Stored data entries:
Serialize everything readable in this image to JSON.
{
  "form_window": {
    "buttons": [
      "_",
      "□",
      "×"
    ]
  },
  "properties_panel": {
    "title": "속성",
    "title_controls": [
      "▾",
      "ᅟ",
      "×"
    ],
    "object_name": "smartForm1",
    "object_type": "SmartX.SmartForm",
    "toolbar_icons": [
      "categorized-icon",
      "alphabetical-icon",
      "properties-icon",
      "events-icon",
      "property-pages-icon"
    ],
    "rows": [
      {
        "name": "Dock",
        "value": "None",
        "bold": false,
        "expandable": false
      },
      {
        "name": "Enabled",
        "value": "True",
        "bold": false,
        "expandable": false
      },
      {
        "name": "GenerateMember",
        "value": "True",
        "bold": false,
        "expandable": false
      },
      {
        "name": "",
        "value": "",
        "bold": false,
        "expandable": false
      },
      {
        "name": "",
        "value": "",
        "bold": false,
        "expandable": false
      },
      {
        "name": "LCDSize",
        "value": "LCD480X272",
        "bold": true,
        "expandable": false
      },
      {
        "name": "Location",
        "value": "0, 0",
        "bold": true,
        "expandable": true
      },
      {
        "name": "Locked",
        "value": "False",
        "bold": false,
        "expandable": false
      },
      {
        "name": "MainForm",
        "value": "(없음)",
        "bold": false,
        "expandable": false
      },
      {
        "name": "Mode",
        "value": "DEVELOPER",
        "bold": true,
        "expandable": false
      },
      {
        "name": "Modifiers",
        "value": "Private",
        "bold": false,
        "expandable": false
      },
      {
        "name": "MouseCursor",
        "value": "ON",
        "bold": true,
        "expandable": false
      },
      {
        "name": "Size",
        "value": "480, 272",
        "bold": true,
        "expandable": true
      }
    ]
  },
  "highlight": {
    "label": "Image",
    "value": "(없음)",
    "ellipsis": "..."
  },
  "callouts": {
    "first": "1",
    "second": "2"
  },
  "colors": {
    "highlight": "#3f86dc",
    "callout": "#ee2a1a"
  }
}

[Exercise requirements] Copy the data above in full, character for character.

[The completed task]
Serialize everything readable in this image to JSON.
{
  "form_window": {
    "buttons": [
      "_",
      "□",
      "×"
    ]
  },
  "properties_panel": {
    "title": "속성",
    "title_controls": [
      "▾",
      "ᅟ",
      "×"
    ],
    "object_name": "smartForm1",
    "object_type": "SmartX.SmartForm",
    "toolbar_icons": [
      "categorized-icon",
      "alphabetical-icon",
      "properties-icon",
      "events-icon",
      "property-pages-icon"
    ],
    "rows": [
      {
        "name": "Dock",
        "value": "None",
        "bold": false,
        "expandable": false
      },
      {
        "name": "Enabled",
        "value": "True",
        "bold": false,
        "expandable": false
      },
      {
        "name": "GenerateMember",
        "value": "True",
        "bold": false,
        "expandable": false
      },
      {
        "name": "",
        "value": "",
        "bold": false,
        "expandable": false
      },
      {
        "name": "",
        "value": "",
        "bold": false,
        "expandable": false
      },
      {
        "name": "LCDSize",
        "value": "LCD480X272",
        "bold": true,
        "expandable": false
      },
      {
        "name": "Location",
        "value": "0, 0",
        "bold": true,
        "expandable": true
      },
      {
        "name": "Locked",
        "value": "False",
        "bold": false,
        "expandable": false
      },
      {
        "name": "MainForm",
        "value": "(없음)",
        "bold": false,
        "expandable": false
      },
      {
        "name": "Mode",
        "value": "DEVELOPER",
        "bold": true,
        "expandable": false
      },
      {
        "name": "Modifiers",
        "value": "Private",
        "bold": false,
        "expandable": false
      },
      {
        "name": "MouseCursor",
        "value": "ON",
        "bold": true,
        "expandable": false
      },
      {
        "name": "Size",
        "value": "480, 272",
        "bold": true,
        "expandable": true
      }
    ]
  },
  "highlight": {
    "label": "Image",
    "value": "(없음)",
    "ellipsis": "..."
  },
  "callouts": {
    "first": "1",
    "second": "2"
  },
  "colors": {
    "highlight": "#3f86dc",
    "callout": "#ee2a1a"
  }
}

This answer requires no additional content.